» RECORD LIST
* * * *

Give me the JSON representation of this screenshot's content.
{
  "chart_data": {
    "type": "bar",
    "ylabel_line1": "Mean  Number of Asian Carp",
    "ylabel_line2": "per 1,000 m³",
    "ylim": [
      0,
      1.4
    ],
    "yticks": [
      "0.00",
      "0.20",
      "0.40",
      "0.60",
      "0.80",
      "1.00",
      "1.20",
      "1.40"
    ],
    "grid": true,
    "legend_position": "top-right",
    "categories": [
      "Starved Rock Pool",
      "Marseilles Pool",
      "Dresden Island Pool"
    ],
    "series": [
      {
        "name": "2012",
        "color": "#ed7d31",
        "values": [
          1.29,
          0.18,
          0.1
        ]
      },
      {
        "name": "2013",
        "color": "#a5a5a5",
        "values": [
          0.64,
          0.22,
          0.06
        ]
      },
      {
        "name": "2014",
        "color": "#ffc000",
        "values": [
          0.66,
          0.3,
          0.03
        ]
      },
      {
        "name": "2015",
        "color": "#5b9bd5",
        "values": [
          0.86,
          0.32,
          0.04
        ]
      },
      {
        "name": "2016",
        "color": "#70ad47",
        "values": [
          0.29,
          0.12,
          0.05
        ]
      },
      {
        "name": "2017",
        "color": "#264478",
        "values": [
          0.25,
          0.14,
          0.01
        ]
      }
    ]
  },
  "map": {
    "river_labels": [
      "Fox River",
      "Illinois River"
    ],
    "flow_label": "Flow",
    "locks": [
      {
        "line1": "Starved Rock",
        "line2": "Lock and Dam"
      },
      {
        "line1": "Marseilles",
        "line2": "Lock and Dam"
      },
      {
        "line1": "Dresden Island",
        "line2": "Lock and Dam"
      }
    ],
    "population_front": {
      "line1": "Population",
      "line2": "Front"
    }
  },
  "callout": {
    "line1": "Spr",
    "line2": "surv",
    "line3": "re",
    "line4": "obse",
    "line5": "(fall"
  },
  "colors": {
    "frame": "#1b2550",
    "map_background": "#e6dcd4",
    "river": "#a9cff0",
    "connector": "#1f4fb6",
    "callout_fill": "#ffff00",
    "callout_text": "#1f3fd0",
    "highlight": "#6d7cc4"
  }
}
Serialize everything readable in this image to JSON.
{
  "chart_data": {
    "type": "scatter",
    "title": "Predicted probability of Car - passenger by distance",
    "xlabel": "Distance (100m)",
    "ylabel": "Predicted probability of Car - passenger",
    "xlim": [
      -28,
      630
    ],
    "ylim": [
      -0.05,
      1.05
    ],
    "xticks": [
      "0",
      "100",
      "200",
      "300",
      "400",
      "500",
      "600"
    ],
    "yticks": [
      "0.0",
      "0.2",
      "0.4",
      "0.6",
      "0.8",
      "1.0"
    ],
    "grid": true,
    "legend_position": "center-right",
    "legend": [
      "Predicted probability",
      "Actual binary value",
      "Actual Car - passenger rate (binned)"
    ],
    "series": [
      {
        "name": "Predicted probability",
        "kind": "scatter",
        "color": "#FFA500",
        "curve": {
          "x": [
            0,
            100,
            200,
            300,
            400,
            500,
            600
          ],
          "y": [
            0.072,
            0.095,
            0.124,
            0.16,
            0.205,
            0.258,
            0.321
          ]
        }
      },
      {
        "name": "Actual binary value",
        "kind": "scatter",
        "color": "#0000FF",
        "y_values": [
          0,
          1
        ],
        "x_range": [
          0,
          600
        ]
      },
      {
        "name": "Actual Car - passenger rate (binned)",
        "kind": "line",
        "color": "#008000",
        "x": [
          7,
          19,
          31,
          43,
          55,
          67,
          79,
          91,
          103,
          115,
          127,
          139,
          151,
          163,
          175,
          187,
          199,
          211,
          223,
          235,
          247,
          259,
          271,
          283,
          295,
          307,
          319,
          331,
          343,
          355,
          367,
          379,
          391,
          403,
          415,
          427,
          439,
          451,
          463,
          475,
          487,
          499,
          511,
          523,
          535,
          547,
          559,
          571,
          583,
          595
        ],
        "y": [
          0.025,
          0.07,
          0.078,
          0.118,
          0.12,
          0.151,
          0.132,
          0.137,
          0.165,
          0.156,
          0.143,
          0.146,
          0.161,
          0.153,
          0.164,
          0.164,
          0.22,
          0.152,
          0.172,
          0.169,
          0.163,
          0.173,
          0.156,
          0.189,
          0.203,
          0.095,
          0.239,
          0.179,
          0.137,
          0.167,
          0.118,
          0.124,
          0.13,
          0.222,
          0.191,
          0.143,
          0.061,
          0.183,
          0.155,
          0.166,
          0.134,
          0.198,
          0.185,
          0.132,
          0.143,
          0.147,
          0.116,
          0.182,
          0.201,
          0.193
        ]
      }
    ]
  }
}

* * * *

» GOAL
Make an exact copy of every entry.

» THE COMPLETED TASK
Give me the JSON representation of this screenshot's content.
{
  "chart_data": {
    "type": "bar",
    "ylabel_line1": "Mean  Number of Asian Carp",
    "ylabel_line2": "per 1,000 m³",
    "ylim": [
      0,
      1.4
    ],
    "yticks": [
      "0.00",
      "0.20",
      "0.40",
      "0.60",
      "0.80",
      "1.00",
      "1.20",
      "1.40"
    ],
    "grid": true,
    "legend_position": "top-right",
    "categories": [
      "Starved Rock Pool",
      "Marseilles Pool",
      "Dresden Island Pool"
    ],
    "series": [
      {
        "name": "2012",
        "color": "#ed7d31",
        "values": [
          1.29,
          0.18,
          0.1
        ]
      },
      {
        "name": "2013",
        "color": "#a5a5a5",
        "values": [
          0.64,
          0.22,
          0.06
        ]
      },
      {
        "name": "2014",
        "color": "#ffc000",
        "values": [
          0.66,
          0.3,
          0.03
        ]
      },
      {
        "name": "2015",
        "color": "#5b9bd5",
        "values": [
          0.86,
          0.32,
          0.04
        ]
      },
      {
        "name": "2016",
        "color": "#70ad47",
        "values": [
          0.29,
          0.12,
          0.05
        ]
      },
      {
        "name": "2017",
        "color": "#264478",
        "values": [
          0.25,
          0.14,
          0.01
        ]
      }
    ]
  },
  "map": {
    "river_labels": [
      "Fox River",
      "Illinois River"
    ],
    "flow_label": "Flow",
    "locks": [
      {
        "line1": "Starved Rock",
        "line2": "Lock and Dam"
      },
      {
        "line1": "Marseilles",
        "line2": "Lock and Dam"
      },
      {
        "line1": "Dresden Island",
        "line2": "Lock and Dam"
      }
    ],
    "population_front": {
      "line1": "Population",
      "line2": "Front"
    }
  },
  "callout": {
    "line1": "Spr",
    "line2": "surv",
    "line3": "re",
    "line4": "obse",
    "line5": "(fall"
  },
  "colors": {
    "frame": "#1b2550",
    "map_background": "#e6dcd4",
    "river": "#a9cff0",
    "connector": "#1f4fb6",
    "callout_fill": "#ffff00",
    "callout_text": "#1f3fd0",
    "highlight": "#6d7cc4"
  }
}
Serialize everything readable in this image to JSON.
{
  "chart_data": {
    "type": "scatter",
    "title": "Predicted probability of Car - passenger by distance",
    "xlabel": "Distance (100m)",
    "ylabel": "Predicted probability of Car - passenger",
    "xlim": [
      -28,
      630
    ],
    "ylim": [
      -0.05,
      1.05
    ],
    "xticks": [
      "0",
      "100",
      "200",
      "300",
      "400",
      "500",
      "600"
    ],
    "yticks": [
      "0.0",
      "0.2",
      "0.4",
      "0.6",
      "0.8",
      "1.0"
    ],
    "grid": true,
    "legend_position": "center-right",
    "legend": [
      "Predicted probability",
      "Actual binary value",
      "Actual Car - passenger rate (binned)"
    ],
    "series": [
      {
        "name": "Predicted probability",
        "kind": "scatter",
        "color": "#FFA500",
        "curve": {
          "x": [
            0,
            100,
            200,
            300,
            400,
            500,
            600
          ],
          "y": [
            0.072,
            0.095,
            0.124,
            0.16,
            0.205,
            0.258,
            0.321
          ]
        }
      },
      {
        "name": "Actual binary value",
        "kind": "scatter",
        "color": "#0000FF",
        "y_values": [
          0,
          1
        ],
        "x_range": [
          0,
          600
        ]
      },
      {
        "name": "Actual Car - passenger rate (binned)",
        "kind": "line",
        "color": "#008000",
        "x": [
          7,
          19,
          31,
          43,
          55,
          67,
          79,
          91,
          103,
          115,
          127,
          139,
          151,
          163,
          175,
          187,
          199,
          211,
          223,
          235,
          247,
          259,
          271,
          283,
          295,
          307,
          319,
          331,
          343,
          355,
          367,
          379,
          391,
          403,
          415,
          427,
          439,
          451,
          463,
          475,
          487,
          499,
          511,
          523,
          535,
          547,
          559,
          571,
          583,
          595
        ],
        "y": [
          0.025,
          0.07,
          0.078,
          0.118,
          0.12,
          0.151,
          0.132,
          0.137,
          0.165,
          0.156,
          0.143,
          0.146,
          0.161,
          0.153,
          0.164,
          0.164,
          0.22,
          0.152,
          0.172,
          0.169,
          0.163,
          0.173,
          0.156,
          0.189,
          0.203,
          0.095,
          0.239,
          0.179,
          0.137,
          0.167,
          0.118,
          0.124,
          0.13,
          0.222,
          0.191,
          0.143,
          0.061,
          0.183,
          0.155,
          0.166,
          0.134,
          0.198,
          0.185,
          0.132,
          0.143,
          0.147,
          0.116,
          0.182,
          0.201,
          0.193
        ]
      }
    ]
  }
}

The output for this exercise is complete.